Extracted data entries

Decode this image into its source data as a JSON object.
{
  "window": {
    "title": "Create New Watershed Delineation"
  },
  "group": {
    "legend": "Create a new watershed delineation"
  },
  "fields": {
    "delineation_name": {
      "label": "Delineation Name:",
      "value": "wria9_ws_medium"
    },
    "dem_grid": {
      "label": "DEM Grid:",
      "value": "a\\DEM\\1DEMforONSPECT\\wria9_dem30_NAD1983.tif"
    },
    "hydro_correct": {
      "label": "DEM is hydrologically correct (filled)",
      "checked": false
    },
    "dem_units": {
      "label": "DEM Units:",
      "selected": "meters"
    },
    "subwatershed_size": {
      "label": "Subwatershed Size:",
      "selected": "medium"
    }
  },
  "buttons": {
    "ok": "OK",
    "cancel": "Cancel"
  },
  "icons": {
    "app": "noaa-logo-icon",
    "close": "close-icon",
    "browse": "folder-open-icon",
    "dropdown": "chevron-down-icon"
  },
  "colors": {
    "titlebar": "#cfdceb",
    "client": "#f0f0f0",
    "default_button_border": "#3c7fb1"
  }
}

### PROMPT
Please repeat all the records above exactly as they appear.

### SOLUTION FOR THIS TASK
Decode this image into its source data as a JSON object.
{
  "window": {
    "title": "Create New Watershed Delineation"
  },
  "group": {
    "legend": "Create a new watershed delineation"
  },
  "fields": {
    "delineation_name": {
      "label": "Delineation Name:",
      "value": "wria9_ws_medium"
    },
    "dem_grid": {
      "label": "DEM Grid:",
      "value": "a\\DEM\\1DEMforONSPECT\\wria9_dem30_NAD1983.tif"
    },
    "hydro_correct": {
      "label": "DEM is hydrologically correct (filled)",
      "checked": false
    },
    "dem_units": {
      "label": "DEM Units:",
      "selected": "meters"
    },
    "subwatershed_size": {
      "label": "Subwatershed Size:",
      "selected": "medium"
    }
  },
  "buttons": {
    "ok": "OK",
    "cancel": "Cancel"
  },
  "icons": {
    "app": "noaa-logo-icon",
    "close": "close-icon",
    "browse": "folder-open-icon",
    "dropdown": "chevron-down-icon"
  },
  "colors": {
    "titlebar": "#cfdceb",
    "client": "#f0f0f0",
    "default_button_border": "#3c7fb1"
  }
}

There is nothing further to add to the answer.